**Directions**:
Check each line of the entries. Copy the ones that contain the string "Govt".

= = = = = = =

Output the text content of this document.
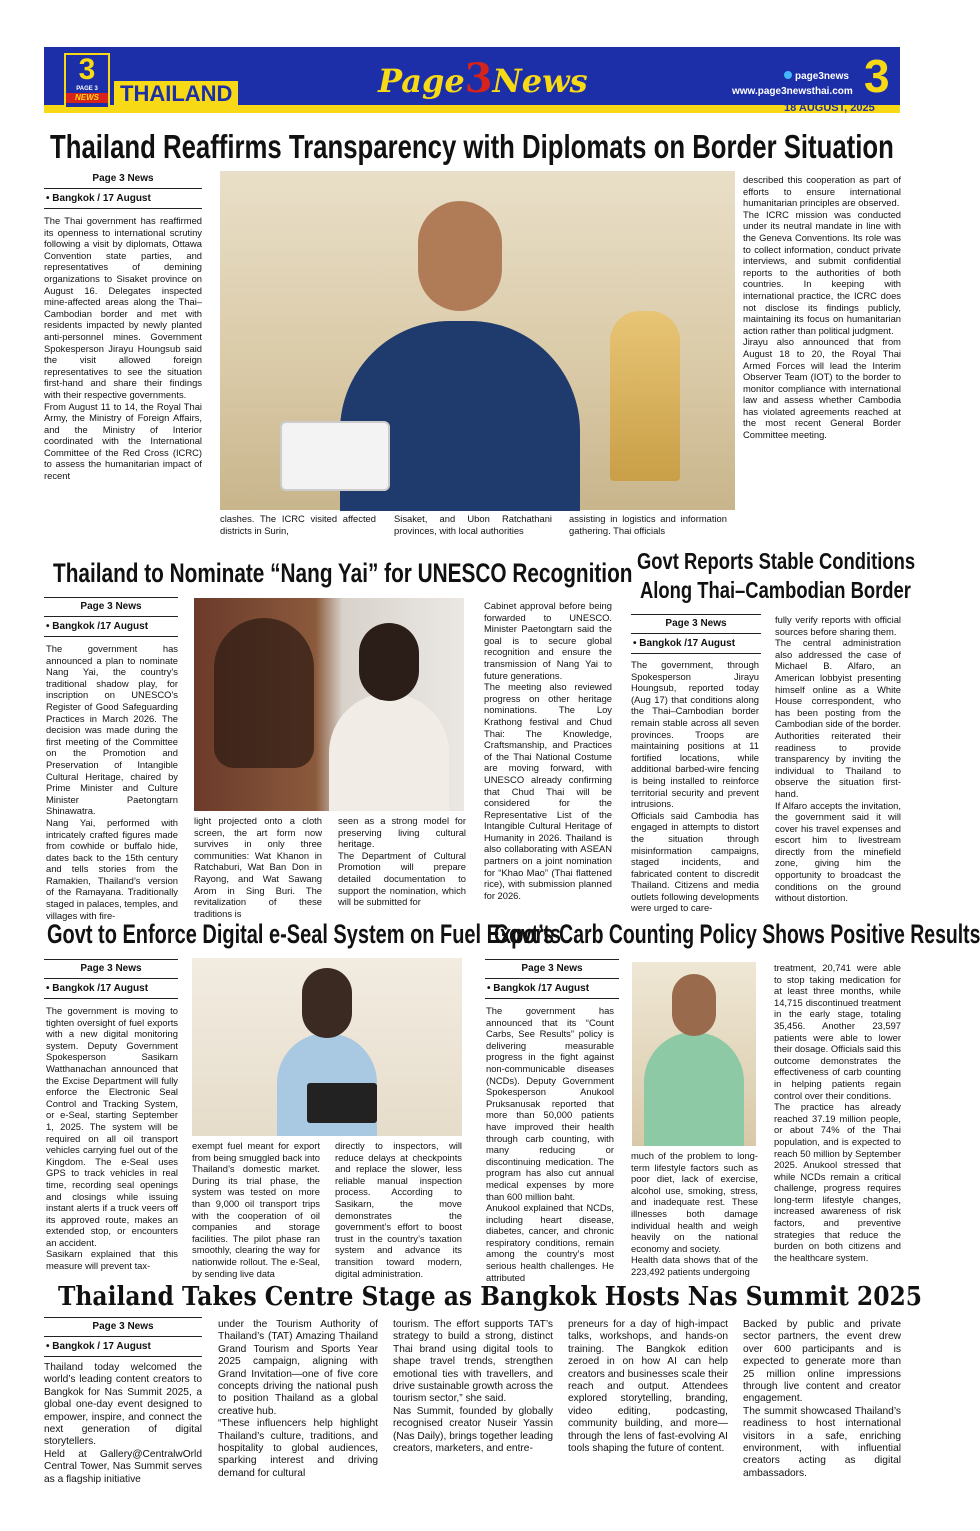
3
PAGE 3
NEWS THAILAND	Page3News	page3news
www.page3newsthai.com 3
18 AUGUST, 2025
Thailand Reaffirms Transparency with Diplomats on Border Situation
Page 3 News
• Bangkok / 17 August
The Thai government has reaffirmed its openness to international scrutiny following a visit by diplomats, Ottawa Convention state parties, and representatives of demining organizations to Sisaket province on August 16. Delegates inspected mine-affected areas along the Thai–Cambodian border and met with residents impacted by newly planted anti-personnel mines. Government Spokesperson Jirayu Houngsub said the visit allowed foreign representatives to see the situation first-hand and share their findings with their respective governments.
From August 11 to 14, the Royal Thai Army, the Ministry of Foreign Affairs, and the Ministry of Interior coordinated with the International Committee of the Red Cross (ICRC) to assess the humanitarian impact of recent
clashes. The ICRC visited affected districts in Surin,
Sisaket, and Ubon Ratchathani provinces, with local authorities
assisting in logistics and information gathering. Thai officials
described this cooperation as part of efforts to ensure international humanitarian principles are observed.
The ICRC mission was conducted under its neutral mandate in line with the Geneva Conventions. Its role was to collect information, conduct private interviews, and submit confidential reports to the authorities of both countries. In keeping with international practice, the ICRC does not disclose its findings publicly, maintaining its focus on humanitarian action rather than political judgment.
Jirayu also announced that from August 18 to 20, the Royal Thai Armed Forces will lead the Interim Observer Team (IOT) to the border to monitor compliance with international law and assess whether Cambodia has violated agreements reached at the most recent General Border Committee meeting.
Thailand to Nominate “Nang Yai” for UNESCO Recognition
Page 3 News
• Bangkok /17 August
The government has announced a plan to nominate Nang Yai, the country’s traditional shadow play, for inscription on UNESCO’s Register of Good Safeguarding Practices in March 2026. The decision was made during the first meeting of the Committee on the Promotion and Preservation of Intangible Cultural Heritage, chaired by Prime Minister and Culture Minister Paetongtarn Shinawatra.
Nang Yai, performed with intricately crafted figures made from cowhide or buffalo hide, dates back to the 15th century and tells stories from the Ramakien, Thailand’s version of the Ramayana. Traditionally staged in palaces, temples, and villages with fire-
light projected onto a cloth screen, the art form now survives in only three communities: Wat Khanon in Ratchaburi, Wat Ban Don in Rayong, and Wat Sawang Arom in Sing Buri. The revitalization of these traditions is
seen as a strong model for preserving living cultural heritage.
The Department of Cultural Promotion will prepare detailed documentation to support the nomination, which will be submitted for
Cabinet approval before being forwarded to UNESCO. Minister Paetongtarn said the goal is to secure global recognition and ensure the transmission of Nang Yai to future generations.
The meeting also reviewed progress on other heritage nominations. The Loy Krathong festival and Chud Thai: The Knowledge, Craftsmanship, and Practices of the Thai National Costume are moving forward, with UNESCO already confirming that Chud Thai will be considered for the Representative List of the Intangible Cultural Heritage of Humanity in 2026. Thailand is also collaborating with ASEAN partners on a joint nomination for “Khao Mao” (Thai flattened rice), with submission planned for 2026.
Govt Reports Stable Conditions
Along Thai–Cambodian Border
Page 3 News
• Bangkok /17 August
The government, through Spokesperson Jirayu Houngsub, reported today (Aug 17) that conditions along the Thai–Cambodian border remain stable across all seven provinces. Troops are maintaining positions at 11 fortified locations, while additional barbed-wire fencing is being installed to reinforce territorial security and prevent intrusions.
Officials said Cambodia has engaged in attempts to distort the situation through misinformation campaigns, staged incidents, and fabricated content to discredit Thailand. Citizens and media outlets following developments were urged to care-
fully verify reports with official sources before sharing them.
The central administration also addressed the case of Michael B. Alfaro, an American lobbyist presenting himself online as a White House correspondent, who has been posting from the Cambodian side of the border. Authorities reiterated their readiness to provide transparency by inviting the individual to Thailand to observe the situation first-hand.
If Alfaro accepts the invitation, the government said it will cover his travel expenses and escort him to livestream directly from the minefield zone, giving him the opportunity to broadcast the conditions on the ground without distortion.
Govt to Enforce Digital e-Seal System on Fuel Exports
Page 3 News
• Bangkok /17 August
The government is moving to tighten oversight of fuel exports with a new digital monitoring system. Deputy Government Spokesperson Sasikarn Watthanachan announced that the Excise Department will fully enforce the Electronic Seal Control and Tracking System, or e-Seal, starting September 1, 2025. The system will be required on all oil transport vehicles carrying fuel out of the Kingdom. The e-Seal uses GPS to track vehicles in real time, recording seal openings and closings while issuing instant alerts if a truck veers off its approved route, makes an extended stop, or encounters an accident.
Sasikarn explained that this measure will prevent tax-
exempt fuel meant for export from being smuggled back into Thailand’s domestic market. During its trial phase, the system was tested on more than 9,000 oil transport trips with the cooperation of oil companies and storage facilities. The pilot phase ran smoothly, clearing the way for nationwide rollout. The e-Seal, by sending live data
directly to inspectors, will reduce delays at checkpoints and replace the slower, less reliable manual inspection process. According to Sasikarn, the move demonstrates the government’s effort to boost trust in the country’s taxation system and advance its transition toward modern, digital administration.
Govt’s Carb Counting Policy Shows Positive Results
Page 3 News
• Bangkok /17 August
The government has announced that its “Count Carbs, See Results” policy is delivering measurable progress in the fight against non-communicable diseases (NCDs). Deputy Government Spokesperson Anukool Pruksanusak reported that more than 50,000 patients have improved their health through carb counting, with many reducing or discontinuing medication. The program has also cut annual medical expenses by more than 600 million baht.
Anukool explained that NCDs, including heart disease, diabetes, cancer, and chronic respiratory conditions, remain among the country’s most serious health challenges. He attributed
much of the problem to long-term lifestyle factors such as poor diet, lack of exercise, alcohol use, smoking, stress, and inadequate rest. These illnesses both damage individual health and weigh heavily on the national economy and society.
Health data shows that of the 223,492 patients undergoing
treatment, 20,741 were able to stop taking medication for at least three months, while 14,715 discontinued treatment in the early stage, totaling 35,456. Another 23,597 patients were able to lower their dosage. Officials said this outcome demonstrates the effectiveness of carb counting in helping patients regain control over their conditions.
The practice has already reached 37.19 million people, or about 74% of the Thai population, and is expected to reach 50 million by September 2025. Anukool stressed that while NCDs remain a critical challenge, progress requires long-term lifestyle changes, increased awareness of risk factors, and preventive strategies that reduce the burden on both citizens and the healthcare system.
Thailand Takes Centre Stage as Bangkok Hosts Nas Summit 2025
Page 3 News
• Bangkok / 17 August
Thailand today welcomed the world’s leading content creators to Bangkok for Nas Summit 2025, a global one-day event designed to empower, inspire, and connect the next generation of digital storytellers.
Held at Gallery@CentralwOrld Central Tower, Nas Summit serves as a flagship initiative
under the Tourism Authority of Thailand’s (TAT) Amazing Thailand Grand Tourism and Sports Year 2025 campaign, aligning with Grand Invitation—one of five core concepts driving the national push to position Thailand as a global creative hub.
“These influencers help highlight Thailand’s culture, traditions, and hospitality to global audiences, sparking interest and driving demand for cultural
tourism. The effort supports TAT’s strategy to build a strong, distinct Thai brand using digital tools to shape travel trends, strengthen emotional ties with travellers, and drive sustainable growth across the tourism sector,” she said.
Nas Summit, founded by globally recognised creator Nuseir Yassin (Nas Daily), brings together leading creators, marketers, and entre-
preneurs for a day of high-impact talks, workshops, and hands-on training. The Bangkok edition zeroed in on how AI can help creators and businesses scale their reach and output. Attendees explored storytelling, branding, video editing, podcasting, community building, and more—through the lens of fast-evolving AI tools shaping the future of content.
Backed by public and private sector partners, the event drew over 600 participants and is expected to generate more than 25 million online impressions through live content and creator engagement.
The summit showcased Thailand’s readiness to host international visitors in a safe, enriching environment, with influential creators acting as digital ambassadors.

= = = = = = =

**Problem solution**:
Govt Reports Stable Conditions
Govt to Enforce Digital e-Seal System on Fuel Exports
Govt’s Carb Counting Policy Shows Positive Results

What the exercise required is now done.